* Your goal
Copy out each line of the data holding "Users".

(Saved data entries)
>> Begin
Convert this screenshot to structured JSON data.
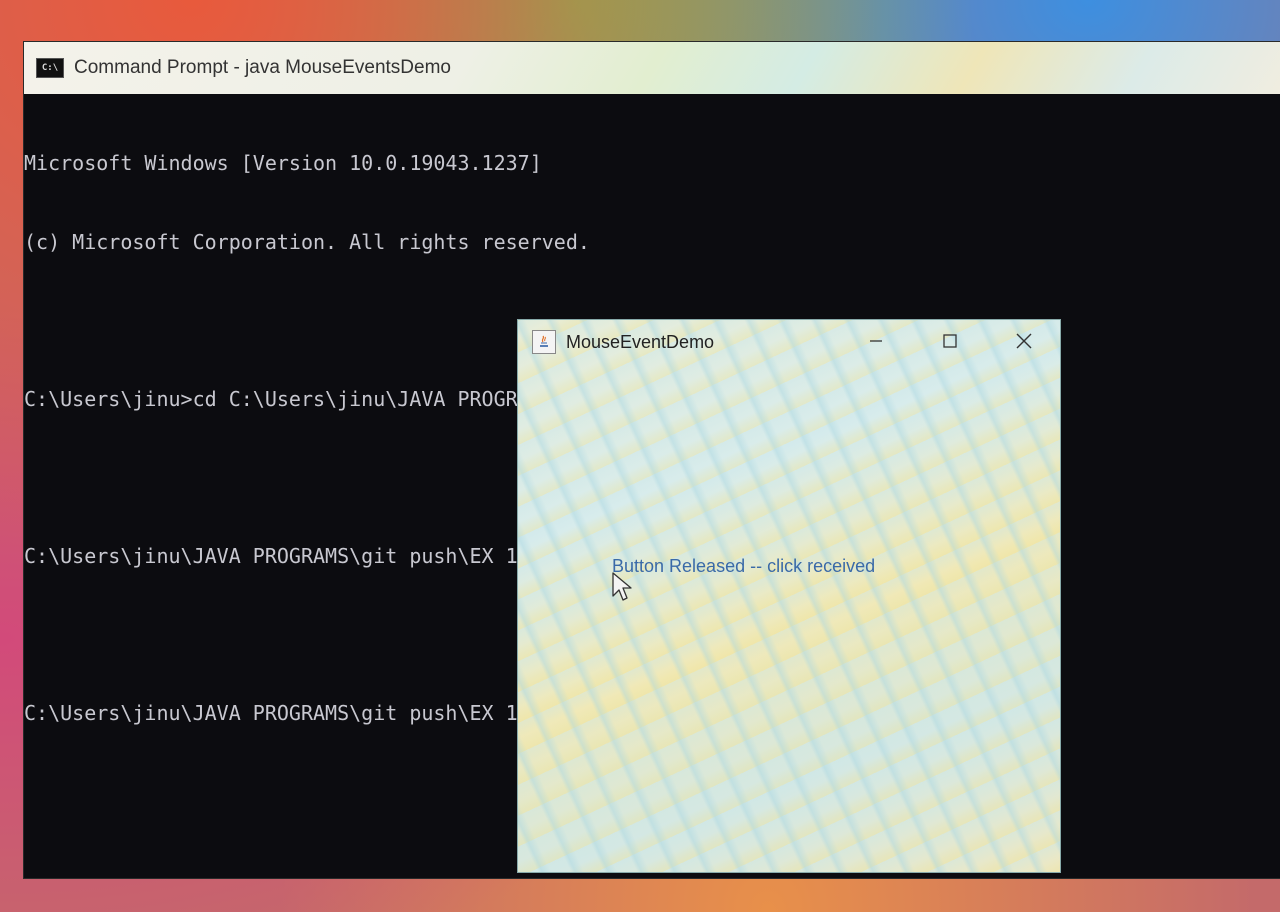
{
  "cmd_window": {
    "title": "Command Prompt - java  MouseEventsDemo",
    "icon": "cmd-icon",
    "icon_label": "C:\\",
    "lines": [
      "Microsoft Windows [Version 10.0.19043.1237]",
      "(c) Microsoft Corporation. All rights reserved.",
      "",
      "C:\\Users\\jinu>cd C:\\Users\\jinu\\JAVA PROGRAMS\\git push\\EX 10\\MouseEvents",
      "",
      "C:\\Users\\jinu\\JAVA PROGRAMS\\git push\\EX 10\\MouseEvents>javac MouseEventsDemo.java",
      "",
      "C:\\Users\\jinu\\JAVA PROGRAMS\\git push\\EX 10\\MouseEvents>java MouseEventsDemo"
    ]
  },
  "java_window": {
    "title": "MouseEventDemo",
    "icon": "java-icon",
    "minimize_icon": "minimize-icon",
    "maximize_icon": "maximize-icon",
    "close_icon": "close-icon",
    "message": "Button Released -- click received"
  }
}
>> End
* Full output
      "C:\\Users\\jinu>cd C:\\Users\\jinu\\JAVA PROGRAMS\\git push\\EX 10\\MouseEvents",
      "C:\\Users\\jinu\\JAVA PROGRAMS\\git push\\EX 10\\MouseEvents>javac MouseEventsDemo.java",
      "C:\\Users\\jinu\\JAVA PROGRAMS\\git push\\EX 10\\MouseEvents>java MouseEventsDemo"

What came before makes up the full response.